Collect all lines from the records below that include the word "South".

++++ DATA

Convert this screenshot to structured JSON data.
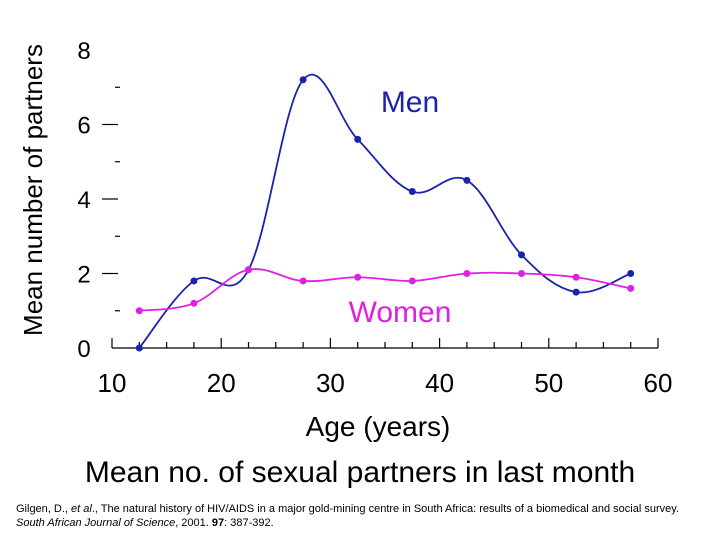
{
  "chart_data": {
    "type": "line",
    "title": "Mean no. of sexual partners in last month",
    "xlabel": "Age (years)",
    "ylabel": "Mean number of partners",
    "xlim": [
      10,
      60
    ],
    "ylim": [
      0,
      8
    ],
    "x_ticks": [
      "10",
      "20",
      "30",
      "40",
      "50",
      "60"
    ],
    "y_ticks": [
      "0",
      "2",
      "4",
      "6",
      "8"
    ],
    "x_minor_step": 2.5,
    "y_minor_step": 1,
    "grid": false,
    "series": [
      {
        "name": "Men",
        "color": "#1a24a8",
        "x": [
          12.5,
          17.5,
          22.5,
          27.5,
          32.5,
          37.5,
          42.5,
          47.5,
          52.5,
          57.5
        ],
        "y": [
          0.0,
          1.8,
          2.1,
          7.2,
          5.6,
          4.2,
          4.5,
          2.5,
          1.5,
          2.0
        ]
      },
      {
        "name": "Women",
        "color": "#e020e0",
        "x": [
          12.5,
          17.5,
          22.5,
          27.5,
          32.5,
          37.5,
          42.5,
          47.5,
          52.5,
          57.5
        ],
        "y": [
          1.0,
          1.2,
          2.1,
          1.8,
          1.9,
          1.8,
          2.0,
          2.0,
          1.9,
          1.6
        ]
      }
    ]
  },
  "citation": {
    "authors": "Gilgen, D., ",
    "et_al": "et al",
    "after_et_al": "., The natural history of HIV/AIDS in a major gold-mining centre in South Africa: results of a biomedical and social survey. ",
    "journal": "South African Journal of Science",
    "year": ", 2001. ",
    "volume": "97",
    "pages": ": 387-392."
  }
}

++++++++

*RESULT FOR THIS EXERCISE:*
    "after_et_al": "., The natural history of HIV/AIDS in a major gold-mining centre in South Africa: results of a biomedical and social survey. ",
    "journal": "South African Journal of Science",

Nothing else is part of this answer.